SUPPLIED ENTRIES >>

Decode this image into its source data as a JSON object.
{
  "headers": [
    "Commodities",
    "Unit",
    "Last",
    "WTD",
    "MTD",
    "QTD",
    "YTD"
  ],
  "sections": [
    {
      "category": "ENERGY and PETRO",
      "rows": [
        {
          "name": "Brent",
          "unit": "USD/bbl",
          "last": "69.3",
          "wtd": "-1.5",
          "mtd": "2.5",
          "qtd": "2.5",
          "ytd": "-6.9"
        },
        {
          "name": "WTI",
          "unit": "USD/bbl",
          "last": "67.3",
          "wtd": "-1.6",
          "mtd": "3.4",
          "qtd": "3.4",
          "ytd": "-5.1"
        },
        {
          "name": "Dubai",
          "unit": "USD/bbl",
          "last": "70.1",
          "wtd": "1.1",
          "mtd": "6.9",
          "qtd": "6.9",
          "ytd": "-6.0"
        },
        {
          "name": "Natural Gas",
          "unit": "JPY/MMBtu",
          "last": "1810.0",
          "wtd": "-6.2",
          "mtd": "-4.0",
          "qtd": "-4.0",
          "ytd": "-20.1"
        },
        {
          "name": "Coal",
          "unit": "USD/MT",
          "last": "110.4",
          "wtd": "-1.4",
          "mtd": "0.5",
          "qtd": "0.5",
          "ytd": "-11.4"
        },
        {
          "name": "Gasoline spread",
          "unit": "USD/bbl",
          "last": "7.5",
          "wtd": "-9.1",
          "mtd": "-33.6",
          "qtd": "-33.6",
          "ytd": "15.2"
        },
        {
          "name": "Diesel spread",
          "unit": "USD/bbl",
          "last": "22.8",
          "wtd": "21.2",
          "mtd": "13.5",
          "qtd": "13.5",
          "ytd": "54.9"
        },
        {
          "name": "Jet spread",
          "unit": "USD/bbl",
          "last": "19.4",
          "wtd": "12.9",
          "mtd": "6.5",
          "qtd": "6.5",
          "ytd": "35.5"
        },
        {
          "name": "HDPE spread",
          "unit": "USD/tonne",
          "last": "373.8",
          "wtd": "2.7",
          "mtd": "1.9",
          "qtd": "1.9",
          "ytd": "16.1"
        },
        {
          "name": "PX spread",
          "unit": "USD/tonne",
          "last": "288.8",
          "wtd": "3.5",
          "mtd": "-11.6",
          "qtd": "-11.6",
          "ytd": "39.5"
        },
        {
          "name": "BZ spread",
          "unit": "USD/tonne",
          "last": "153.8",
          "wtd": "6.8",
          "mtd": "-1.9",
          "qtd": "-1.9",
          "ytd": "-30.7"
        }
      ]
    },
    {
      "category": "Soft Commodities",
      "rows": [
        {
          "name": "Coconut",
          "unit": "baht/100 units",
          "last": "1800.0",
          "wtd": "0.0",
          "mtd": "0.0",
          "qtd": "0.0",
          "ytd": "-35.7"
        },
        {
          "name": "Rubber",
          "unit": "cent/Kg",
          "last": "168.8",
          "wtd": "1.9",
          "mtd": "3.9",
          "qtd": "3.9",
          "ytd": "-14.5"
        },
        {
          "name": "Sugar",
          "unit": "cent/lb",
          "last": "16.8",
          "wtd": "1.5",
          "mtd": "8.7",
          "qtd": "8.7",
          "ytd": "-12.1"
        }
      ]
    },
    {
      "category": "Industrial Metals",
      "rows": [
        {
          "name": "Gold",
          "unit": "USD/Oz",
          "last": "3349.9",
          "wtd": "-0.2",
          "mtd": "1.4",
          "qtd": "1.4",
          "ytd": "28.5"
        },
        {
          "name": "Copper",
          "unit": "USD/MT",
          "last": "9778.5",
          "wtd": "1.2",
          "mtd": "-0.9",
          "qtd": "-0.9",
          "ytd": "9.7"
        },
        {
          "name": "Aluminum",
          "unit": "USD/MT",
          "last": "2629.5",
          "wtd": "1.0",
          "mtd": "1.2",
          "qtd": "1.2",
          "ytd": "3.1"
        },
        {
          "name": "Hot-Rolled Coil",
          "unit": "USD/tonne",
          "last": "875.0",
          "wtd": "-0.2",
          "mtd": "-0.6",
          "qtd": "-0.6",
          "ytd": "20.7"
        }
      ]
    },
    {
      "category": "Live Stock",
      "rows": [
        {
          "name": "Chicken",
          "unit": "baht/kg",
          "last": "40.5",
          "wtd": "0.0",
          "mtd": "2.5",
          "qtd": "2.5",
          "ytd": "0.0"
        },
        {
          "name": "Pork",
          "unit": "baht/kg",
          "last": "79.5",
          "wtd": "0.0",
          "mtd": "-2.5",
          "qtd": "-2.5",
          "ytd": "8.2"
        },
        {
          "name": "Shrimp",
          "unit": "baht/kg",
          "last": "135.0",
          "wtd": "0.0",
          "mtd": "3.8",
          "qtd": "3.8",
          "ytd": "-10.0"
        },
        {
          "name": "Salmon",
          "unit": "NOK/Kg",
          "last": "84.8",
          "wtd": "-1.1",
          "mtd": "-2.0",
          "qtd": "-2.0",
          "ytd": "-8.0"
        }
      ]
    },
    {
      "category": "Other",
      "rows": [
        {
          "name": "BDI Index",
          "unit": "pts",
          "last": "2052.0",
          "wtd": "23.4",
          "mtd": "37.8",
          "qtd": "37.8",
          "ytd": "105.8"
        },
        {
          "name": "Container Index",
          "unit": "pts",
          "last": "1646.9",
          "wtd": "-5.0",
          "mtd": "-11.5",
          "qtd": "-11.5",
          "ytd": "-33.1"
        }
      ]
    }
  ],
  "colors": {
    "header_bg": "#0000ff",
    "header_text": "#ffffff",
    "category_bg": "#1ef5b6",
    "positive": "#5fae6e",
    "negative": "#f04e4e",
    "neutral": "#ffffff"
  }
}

SET PROBLEM >> Retype the whole listing, matching it exactly.

OUTPUT FOR THIS EXERCISE >>
Decode this image into its source data as a JSON object.
{
  "headers": [
    "Commodities",
    "Unit",
    "Last",
    "WTD",
    "MTD",
    "QTD",
    "YTD"
  ],
  "sections": [
    {
      "category": "ENERGY and PETRO",
      "rows": [
        {
          "name": "Brent",
          "unit": "USD/bbl",
          "last": "69.3",
          "wtd": "-1.5",
          "mtd": "2.5",
          "qtd": "2.5",
          "ytd": "-6.9"
        },
        {
          "name": "WTI",
          "unit": "USD/bbl",
          "last": "67.3",
          "wtd": "-1.6",
          "mtd": "3.4",
          "qtd": "3.4",
          "ytd": "-5.1"
        },
        {
          "name": "Dubai",
          "unit": "USD/bbl",
          "last": "70.1",
          "wtd": "1.1",
          "mtd": "6.9",
          "qtd": "6.9",
          "ytd": "-6.0"
        },
        {
          "name": "Natural Gas",
          "unit": "JPY/MMBtu",
          "last": "1810.0",
          "wtd": "-6.2",
          "mtd": "-4.0",
          "qtd": "-4.0",
          "ytd": "-20.1"
        },
        {
          "name": "Coal",
          "unit": "USD/MT",
          "last": "110.4",
          "wtd": "-1.4",
          "mtd": "0.5",
          "qtd": "0.5",
          "ytd": "-11.4"
        },
        {
          "name": "Gasoline spread",
          "unit": "USD/bbl",
          "last": "7.5",
          "wtd": "-9.1",
          "mtd": "-33.6",
          "qtd": "-33.6",
          "ytd": "15.2"
        },
        {
          "name": "Diesel spread",
          "unit": "USD/bbl",
          "last": "22.8",
          "wtd": "21.2",
          "mtd": "13.5",
          "qtd": "13.5",
          "ytd": "54.9"
        },
        {
          "name": "Jet spread",
          "unit": "USD/bbl",
          "last": "19.4",
          "wtd": "12.9",
          "mtd": "6.5",
          "qtd": "6.5",
          "ytd": "35.5"
        },
        {
          "name": "HDPE spread",
          "unit": "USD/tonne",
          "last": "373.8",
          "wtd": "2.7",
          "mtd": "1.9",
          "qtd": "1.9",
          "ytd": "16.1"
        },
        {
          "name": "PX spread",
          "unit": "USD/tonne",
          "last": "288.8",
          "wtd": "3.5",
          "mtd": "-11.6",
          "qtd": "-11.6",
          "ytd": "39.5"
        },
        {
          "name": "BZ spread",
          "unit": "USD/tonne",
          "last": "153.8",
          "wtd": "6.8",
          "mtd": "-1.9",
          "qtd": "-1.9",
          "ytd": "-30.7"
        }
      ]
    },
    {
      "category": "Soft Commodities",
      "rows": [
        {
          "name": "Coconut",
          "unit": "baht/100 units",
          "last": "1800.0",
          "wtd": "0.0",
          "mtd": "0.0",
          "qtd": "0.0",
          "ytd": "-35.7"
        },
        {
          "name": "Rubber",
          "unit": "cent/Kg",
          "last": "168.8",
          "wtd": "1.9",
          "mtd": "3.9",
          "qtd": "3.9",
          "ytd": "-14.5"
        },
        {
          "name": "Sugar",
          "unit": "cent/lb",
          "last": "16.8",
          "wtd": "1.5",
          "mtd": "8.7",
          "qtd": "8.7",
          "ytd": "-12.1"
        }
      ]
    },
    {
      "category": "Industrial Metals",
      "rows": [
        {
          "name": "Gold",
          "unit": "USD/Oz",
          "last": "3349.9",
          "wtd": "-0.2",
          "mtd": "1.4",
          "qtd": "1.4",
          "ytd": "28.5"
        },
        {
          "name": "Copper",
          "unit": "USD/MT",
          "last": "9778.5",
          "wtd": "1.2",
          "mtd": "-0.9",
          "qtd": "-0.9",
          "ytd": "9.7"
        },
        {
          "name": "Aluminum",
          "unit": "USD/MT",
          "last": "2629.5",
          "wtd": "1.0",
          "mtd": "1.2",
          "qtd": "1.2",
          "ytd": "3.1"
        },
        {
          "name": "Hot-Rolled Coil",
          "unit": "USD/tonne",
          "last": "875.0",
          "wtd": "-0.2",
          "mtd": "-0.6",
          "qtd": "-0.6",
          "ytd": "20.7"
        }
      ]
    },
    {
      "category": "Live Stock",
      "rows": [
        {
          "name": "Chicken",
          "unit": "baht/kg",
          "last": "40.5",
          "wtd": "0.0",
          "mtd": "2.5",
          "qtd": "2.5",
          "ytd": "0.0"
        },
        {
          "name": "Pork",
          "unit": "baht/kg",
          "last": "79.5",
          "wtd": "0.0",
          "mtd": "-2.5",
          "qtd": "-2.5",
          "ytd": "8.2"
        },
        {
          "name": "Shrimp",
          "unit": "baht/kg",
          "last": "135.0",
          "wtd": "0.0",
          "mtd": "3.8",
          "qtd": "3.8",
          "ytd": "-10.0"
        },
        {
          "name": "Salmon",
          "unit": "NOK/Kg",
          "last": "84.8",
          "wtd": "-1.1",
          "mtd": "-2.0",
          "qtd": "-2.0",
          "ytd": "-8.0"
        }
      ]
    },
    {
      "category": "Other",
      "rows": [
        {
          "name": "BDI Index",
          "unit": "pts",
          "last": "2052.0",
          "wtd": "23.4",
          "mtd": "37.8",
          "qtd": "37.8",
          "ytd": "105.8"
        },
        {
          "name": "Container Index",
          "unit": "pts",
          "last": "1646.9",
          "wtd": "-5.0",
          "mtd": "-11.5",
          "qtd": "-11.5",
          "ytd": "-33.1"
        }
      ]
    }
  ],
  "colors": {
    "header_bg": "#0000ff",
    "header_text": "#ffffff",
    "category_bg": "#1ef5b6",
    "positive": "#5fae6e",
    "negative": "#f04e4e",
    "neutral": "#ffffff"
  }
}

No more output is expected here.